* PROBLEM *
Find each line containing the string "Селенга". Copy it.

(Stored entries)
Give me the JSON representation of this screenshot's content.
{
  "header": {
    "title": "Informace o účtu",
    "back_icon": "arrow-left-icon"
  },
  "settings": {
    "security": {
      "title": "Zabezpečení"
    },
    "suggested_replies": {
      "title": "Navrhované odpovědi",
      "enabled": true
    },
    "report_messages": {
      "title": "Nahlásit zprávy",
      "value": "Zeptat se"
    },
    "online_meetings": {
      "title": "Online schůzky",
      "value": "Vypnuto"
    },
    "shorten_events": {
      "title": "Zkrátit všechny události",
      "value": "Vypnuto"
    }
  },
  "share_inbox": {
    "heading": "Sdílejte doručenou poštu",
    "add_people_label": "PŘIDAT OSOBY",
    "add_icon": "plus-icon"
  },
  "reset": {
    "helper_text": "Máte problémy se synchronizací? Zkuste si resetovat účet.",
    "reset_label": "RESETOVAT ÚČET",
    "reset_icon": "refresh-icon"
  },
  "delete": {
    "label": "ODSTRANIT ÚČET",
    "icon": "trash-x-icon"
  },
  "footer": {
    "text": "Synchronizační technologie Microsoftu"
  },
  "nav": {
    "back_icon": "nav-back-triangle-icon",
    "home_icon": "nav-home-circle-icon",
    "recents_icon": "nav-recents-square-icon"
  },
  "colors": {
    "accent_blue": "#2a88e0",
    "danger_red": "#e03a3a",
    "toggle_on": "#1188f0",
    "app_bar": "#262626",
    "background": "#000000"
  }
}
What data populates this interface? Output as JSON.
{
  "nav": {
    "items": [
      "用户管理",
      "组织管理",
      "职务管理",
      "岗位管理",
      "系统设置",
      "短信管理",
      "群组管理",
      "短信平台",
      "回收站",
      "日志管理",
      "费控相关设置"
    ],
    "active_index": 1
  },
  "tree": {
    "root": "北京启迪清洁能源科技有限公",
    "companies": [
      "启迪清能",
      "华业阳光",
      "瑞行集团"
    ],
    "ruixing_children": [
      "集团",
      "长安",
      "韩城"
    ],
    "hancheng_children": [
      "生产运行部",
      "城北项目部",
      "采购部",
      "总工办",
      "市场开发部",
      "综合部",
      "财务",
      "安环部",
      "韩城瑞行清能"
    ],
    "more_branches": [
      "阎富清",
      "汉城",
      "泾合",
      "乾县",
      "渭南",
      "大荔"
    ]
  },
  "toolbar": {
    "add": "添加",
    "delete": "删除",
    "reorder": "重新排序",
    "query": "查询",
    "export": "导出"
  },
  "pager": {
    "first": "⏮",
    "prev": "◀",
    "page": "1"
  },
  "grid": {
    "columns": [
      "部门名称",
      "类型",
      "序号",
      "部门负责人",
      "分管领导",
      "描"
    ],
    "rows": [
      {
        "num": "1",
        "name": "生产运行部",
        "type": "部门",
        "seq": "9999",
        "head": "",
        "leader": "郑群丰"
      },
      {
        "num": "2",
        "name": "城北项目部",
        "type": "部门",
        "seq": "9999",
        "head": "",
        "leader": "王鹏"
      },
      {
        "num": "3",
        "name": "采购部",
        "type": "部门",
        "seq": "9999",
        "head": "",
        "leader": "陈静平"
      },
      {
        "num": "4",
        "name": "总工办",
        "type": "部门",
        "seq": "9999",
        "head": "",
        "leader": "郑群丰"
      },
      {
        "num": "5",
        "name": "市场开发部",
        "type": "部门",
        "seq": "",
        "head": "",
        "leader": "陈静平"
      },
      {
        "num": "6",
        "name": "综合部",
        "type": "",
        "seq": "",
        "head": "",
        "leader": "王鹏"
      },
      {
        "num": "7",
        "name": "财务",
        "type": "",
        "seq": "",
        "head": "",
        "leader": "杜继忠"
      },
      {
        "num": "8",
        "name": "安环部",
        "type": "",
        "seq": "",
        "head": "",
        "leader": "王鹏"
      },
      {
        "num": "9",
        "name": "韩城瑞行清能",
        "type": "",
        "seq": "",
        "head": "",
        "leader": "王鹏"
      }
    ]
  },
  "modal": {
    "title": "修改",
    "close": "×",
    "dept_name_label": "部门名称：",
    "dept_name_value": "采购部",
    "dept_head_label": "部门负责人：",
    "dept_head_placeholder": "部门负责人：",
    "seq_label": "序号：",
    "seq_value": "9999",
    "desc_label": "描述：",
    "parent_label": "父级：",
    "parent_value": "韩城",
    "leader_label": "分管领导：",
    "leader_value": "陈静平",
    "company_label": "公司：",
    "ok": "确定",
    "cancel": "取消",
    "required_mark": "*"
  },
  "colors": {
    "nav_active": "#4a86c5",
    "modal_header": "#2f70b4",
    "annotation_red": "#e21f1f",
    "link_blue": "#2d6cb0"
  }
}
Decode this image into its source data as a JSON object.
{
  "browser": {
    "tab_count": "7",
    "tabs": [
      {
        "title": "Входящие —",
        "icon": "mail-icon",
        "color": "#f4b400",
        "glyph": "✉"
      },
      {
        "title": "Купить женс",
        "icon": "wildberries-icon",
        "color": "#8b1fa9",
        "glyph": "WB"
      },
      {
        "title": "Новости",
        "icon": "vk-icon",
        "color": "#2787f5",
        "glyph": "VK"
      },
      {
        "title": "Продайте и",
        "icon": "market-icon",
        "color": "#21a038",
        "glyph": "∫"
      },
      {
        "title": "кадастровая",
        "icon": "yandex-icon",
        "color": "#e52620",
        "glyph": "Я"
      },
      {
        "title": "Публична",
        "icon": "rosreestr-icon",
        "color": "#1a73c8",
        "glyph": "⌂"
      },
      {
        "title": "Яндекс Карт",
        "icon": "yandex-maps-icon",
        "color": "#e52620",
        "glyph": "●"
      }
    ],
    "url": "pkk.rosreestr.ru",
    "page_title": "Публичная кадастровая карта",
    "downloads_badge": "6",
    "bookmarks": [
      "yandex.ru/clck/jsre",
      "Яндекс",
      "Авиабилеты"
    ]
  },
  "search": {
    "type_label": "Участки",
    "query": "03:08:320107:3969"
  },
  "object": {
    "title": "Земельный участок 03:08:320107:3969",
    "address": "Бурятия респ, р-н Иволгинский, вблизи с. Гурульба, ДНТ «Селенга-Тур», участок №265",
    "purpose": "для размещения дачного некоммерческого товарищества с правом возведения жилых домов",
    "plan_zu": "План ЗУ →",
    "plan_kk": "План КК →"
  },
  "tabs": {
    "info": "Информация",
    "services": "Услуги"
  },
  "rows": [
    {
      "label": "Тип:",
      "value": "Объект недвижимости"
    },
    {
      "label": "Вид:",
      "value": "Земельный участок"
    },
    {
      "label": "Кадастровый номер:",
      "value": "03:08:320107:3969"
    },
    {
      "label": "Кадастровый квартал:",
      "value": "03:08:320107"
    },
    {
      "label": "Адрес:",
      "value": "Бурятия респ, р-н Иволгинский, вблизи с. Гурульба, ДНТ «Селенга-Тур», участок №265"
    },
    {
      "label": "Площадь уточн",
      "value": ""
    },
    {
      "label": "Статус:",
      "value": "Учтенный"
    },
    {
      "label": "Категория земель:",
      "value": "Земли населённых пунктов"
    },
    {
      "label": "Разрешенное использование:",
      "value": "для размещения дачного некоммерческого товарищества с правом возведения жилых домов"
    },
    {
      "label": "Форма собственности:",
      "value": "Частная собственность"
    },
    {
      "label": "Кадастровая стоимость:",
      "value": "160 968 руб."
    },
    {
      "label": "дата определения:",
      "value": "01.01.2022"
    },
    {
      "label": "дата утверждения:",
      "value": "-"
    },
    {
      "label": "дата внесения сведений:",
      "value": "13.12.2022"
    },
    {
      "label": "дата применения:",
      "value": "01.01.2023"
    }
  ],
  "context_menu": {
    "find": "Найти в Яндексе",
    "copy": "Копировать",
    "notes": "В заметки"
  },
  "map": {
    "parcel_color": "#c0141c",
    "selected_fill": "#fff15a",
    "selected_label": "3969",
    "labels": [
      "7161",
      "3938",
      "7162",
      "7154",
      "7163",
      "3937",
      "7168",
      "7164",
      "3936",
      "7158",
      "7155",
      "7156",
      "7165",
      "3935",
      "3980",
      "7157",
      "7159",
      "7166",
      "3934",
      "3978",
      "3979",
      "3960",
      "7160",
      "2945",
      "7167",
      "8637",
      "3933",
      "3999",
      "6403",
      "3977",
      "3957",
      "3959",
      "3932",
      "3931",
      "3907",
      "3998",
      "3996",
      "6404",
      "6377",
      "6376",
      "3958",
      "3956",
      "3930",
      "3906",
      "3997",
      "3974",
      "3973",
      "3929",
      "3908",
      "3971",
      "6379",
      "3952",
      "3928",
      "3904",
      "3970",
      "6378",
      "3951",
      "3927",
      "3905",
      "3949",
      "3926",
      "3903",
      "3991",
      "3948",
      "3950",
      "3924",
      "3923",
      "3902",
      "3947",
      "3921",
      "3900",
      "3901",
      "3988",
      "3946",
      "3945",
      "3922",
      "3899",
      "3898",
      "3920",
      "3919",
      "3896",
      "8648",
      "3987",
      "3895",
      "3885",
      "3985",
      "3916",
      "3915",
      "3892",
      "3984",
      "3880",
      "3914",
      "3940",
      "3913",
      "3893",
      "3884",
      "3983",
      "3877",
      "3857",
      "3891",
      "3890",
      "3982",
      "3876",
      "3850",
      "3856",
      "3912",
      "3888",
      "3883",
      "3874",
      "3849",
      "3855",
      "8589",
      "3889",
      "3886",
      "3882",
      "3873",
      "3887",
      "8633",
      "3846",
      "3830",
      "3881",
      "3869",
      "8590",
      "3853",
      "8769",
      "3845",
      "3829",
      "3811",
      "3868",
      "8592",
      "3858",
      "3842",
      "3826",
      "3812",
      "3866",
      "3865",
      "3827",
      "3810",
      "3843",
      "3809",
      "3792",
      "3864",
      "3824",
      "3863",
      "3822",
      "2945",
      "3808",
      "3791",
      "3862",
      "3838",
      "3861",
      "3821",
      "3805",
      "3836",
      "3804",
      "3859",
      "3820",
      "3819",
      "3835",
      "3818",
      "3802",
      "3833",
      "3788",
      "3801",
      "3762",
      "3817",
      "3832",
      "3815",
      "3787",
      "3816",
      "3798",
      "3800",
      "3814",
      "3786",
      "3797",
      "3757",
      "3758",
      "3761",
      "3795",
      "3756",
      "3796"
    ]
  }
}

* ANSWER BELOW *
    "address": "Бурятия респ, р-н Иволгинский, вблизи с. Гурульба, ДНТ «Селенга-Тур», участок №265",
      "value": "Бурятия респ, р-н Иволгинский, вблизи с. Гурульба, ДНТ «Селенга-Тур», участок №265"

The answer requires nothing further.